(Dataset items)
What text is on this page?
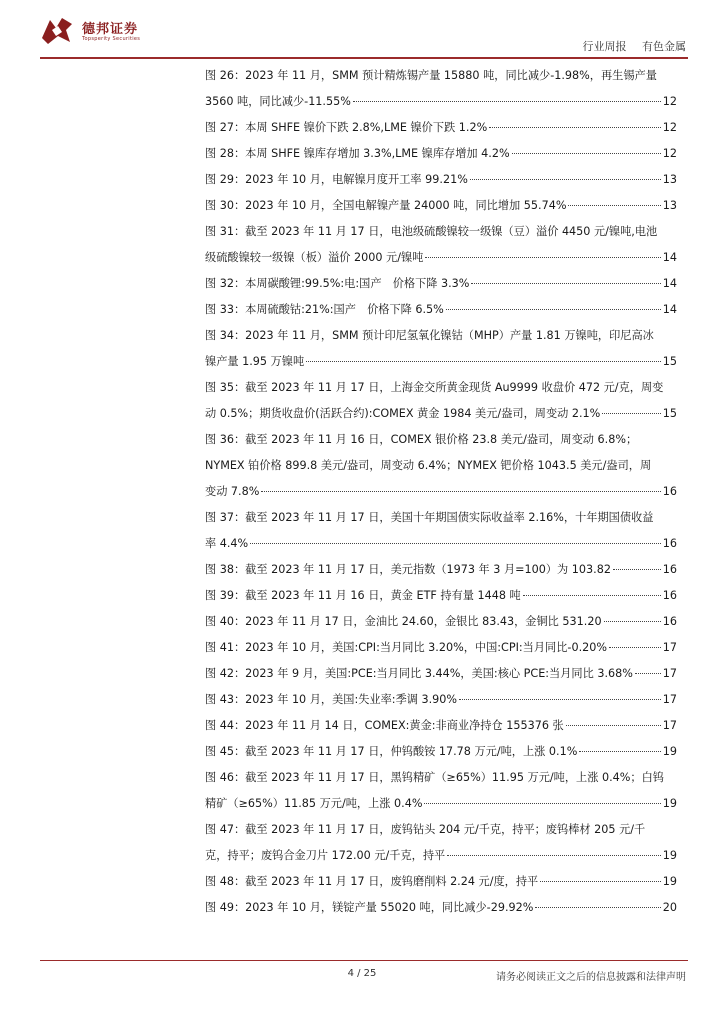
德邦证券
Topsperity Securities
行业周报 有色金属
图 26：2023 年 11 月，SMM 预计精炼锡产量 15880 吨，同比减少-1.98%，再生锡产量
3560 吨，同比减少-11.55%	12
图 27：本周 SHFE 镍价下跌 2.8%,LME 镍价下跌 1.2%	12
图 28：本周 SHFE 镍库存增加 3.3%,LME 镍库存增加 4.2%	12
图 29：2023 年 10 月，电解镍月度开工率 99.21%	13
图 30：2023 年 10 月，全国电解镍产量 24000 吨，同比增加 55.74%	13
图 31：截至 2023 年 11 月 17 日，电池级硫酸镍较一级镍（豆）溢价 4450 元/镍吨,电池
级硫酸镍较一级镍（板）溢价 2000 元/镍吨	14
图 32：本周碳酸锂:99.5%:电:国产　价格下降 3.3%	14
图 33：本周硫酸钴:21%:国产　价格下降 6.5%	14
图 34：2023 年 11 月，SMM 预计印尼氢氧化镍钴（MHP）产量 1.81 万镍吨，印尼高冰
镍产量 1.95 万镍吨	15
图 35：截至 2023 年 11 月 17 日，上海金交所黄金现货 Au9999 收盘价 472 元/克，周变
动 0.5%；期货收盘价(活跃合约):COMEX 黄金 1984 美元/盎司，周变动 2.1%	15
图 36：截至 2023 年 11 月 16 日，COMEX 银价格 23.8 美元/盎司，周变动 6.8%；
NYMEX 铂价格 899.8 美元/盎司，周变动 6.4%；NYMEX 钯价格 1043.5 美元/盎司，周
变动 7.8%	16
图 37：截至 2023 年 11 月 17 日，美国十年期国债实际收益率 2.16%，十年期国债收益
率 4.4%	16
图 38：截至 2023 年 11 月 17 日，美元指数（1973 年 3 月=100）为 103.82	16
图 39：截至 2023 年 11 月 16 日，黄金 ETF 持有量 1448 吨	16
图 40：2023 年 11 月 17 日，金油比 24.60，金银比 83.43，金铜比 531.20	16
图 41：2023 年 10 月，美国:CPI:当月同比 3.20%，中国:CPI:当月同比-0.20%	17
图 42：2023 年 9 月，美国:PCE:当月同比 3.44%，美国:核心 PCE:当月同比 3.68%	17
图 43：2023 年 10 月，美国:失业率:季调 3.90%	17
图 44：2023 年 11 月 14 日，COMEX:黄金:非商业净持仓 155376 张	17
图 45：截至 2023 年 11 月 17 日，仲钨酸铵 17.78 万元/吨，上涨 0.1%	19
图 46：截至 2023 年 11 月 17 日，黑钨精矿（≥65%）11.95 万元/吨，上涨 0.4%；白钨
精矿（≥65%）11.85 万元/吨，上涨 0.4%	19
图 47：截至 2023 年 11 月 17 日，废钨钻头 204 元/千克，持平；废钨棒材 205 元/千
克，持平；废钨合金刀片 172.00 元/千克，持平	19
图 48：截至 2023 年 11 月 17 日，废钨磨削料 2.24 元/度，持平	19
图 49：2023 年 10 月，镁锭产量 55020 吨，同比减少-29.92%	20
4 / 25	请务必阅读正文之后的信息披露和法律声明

* TASK GOAL: Without including any picture, repeat the data exactly.

* SOLUTION FOR THIS TASK:
What text is on this page?
德邦证券
Topsperity Securities
行业周报 有色金属
图 26：2023 年 11 月，SMM 预计精炼锡产量 15880 吨，同比减少-1.98%，再生锡产量
3560 吨，同比减少-11.55%	12
图 27：本周 SHFE 镍价下跌 2.8%,LME 镍价下跌 1.2%	12
图 28：本周 SHFE 镍库存增加 3.3%,LME 镍库存增加 4.2%	12
图 29：2023 年 10 月，电解镍月度开工率 99.21%	13
图 30：2023 年 10 月，全国电解镍产量 24000 吨，同比增加 55.74%	13
图 31：截至 2023 年 11 月 17 日，电池级硫酸镍较一级镍（豆）溢价 4450 元/镍吨,电池
级硫酸镍较一级镍（板）溢价 2000 元/镍吨	14
图 32：本周碳酸锂:99.5%:电:国产　价格下降 3.3%	14
图 33：本周硫酸钴:21%:国产　价格下降 6.5%	14
图 34：2023 年 11 月，SMM 预计印尼氢氧化镍钴（MHP）产量 1.81 万镍吨，印尼高冰
镍产量 1.95 万镍吨	15
图 35：截至 2023 年 11 月 17 日，上海金交所黄金现货 Au9999 收盘价 472 元/克，周变
动 0.5%；期货收盘价(活跃合约):COMEX 黄金 1984 美元/盎司，周变动 2.1%	15
图 36：截至 2023 年 11 月 16 日，COMEX 银价格 23.8 美元/盎司，周变动 6.8%；
NYMEX 铂价格 899.8 美元/盎司，周变动 6.4%；NYMEX 钯价格 1043.5 美元/盎司，周
变动 7.8%	16
图 37：截至 2023 年 11 月 17 日，美国十年期国债实际收益率 2.16%，十年期国债收益
率 4.4%	16
图 38：截至 2023 年 11 月 17 日，美元指数（1973 年 3 月=100）为 103.82	16
图 39：截至 2023 年 11 月 16 日，黄金 ETF 持有量 1448 吨	16
图 40：2023 年 11 月 17 日，金油比 24.60，金银比 83.43，金铜比 531.20	16
图 41：2023 年 10 月，美国:CPI:当月同比 3.20%，中国:CPI:当月同比-0.20%	17
图 42：2023 年 9 月，美国:PCE:当月同比 3.44%，美国:核心 PCE:当月同比 3.68%	17
图 43：2023 年 10 月，美国:失业率:季调 3.90%	17
图 44：2023 年 11 月 14 日，COMEX:黄金:非商业净持仓 155376 张	17
图 45：截至 2023 年 11 月 17 日，仲钨酸铵 17.78 万元/吨，上涨 0.1%	19
图 46：截至 2023 年 11 月 17 日，黑钨精矿（≥65%）11.95 万元/吨，上涨 0.4%；白钨
精矿（≥65%）11.85 万元/吨，上涨 0.4%	19
图 47：截至 2023 年 11 月 17 日，废钨钻头 204 元/千克，持平；废钨棒材 205 元/千
克，持平；废钨合金刀片 172.00 元/千克，持平	19
图 48：截至 2023 年 11 月 17 日，废钨磨削料 2.24 元/度，持平	19
图 49：2023 年 10 月，镁锭产量 55020 吨，同比减少-29.92%	20
4 / 25	请务必阅读正文之后的信息披露和法律声明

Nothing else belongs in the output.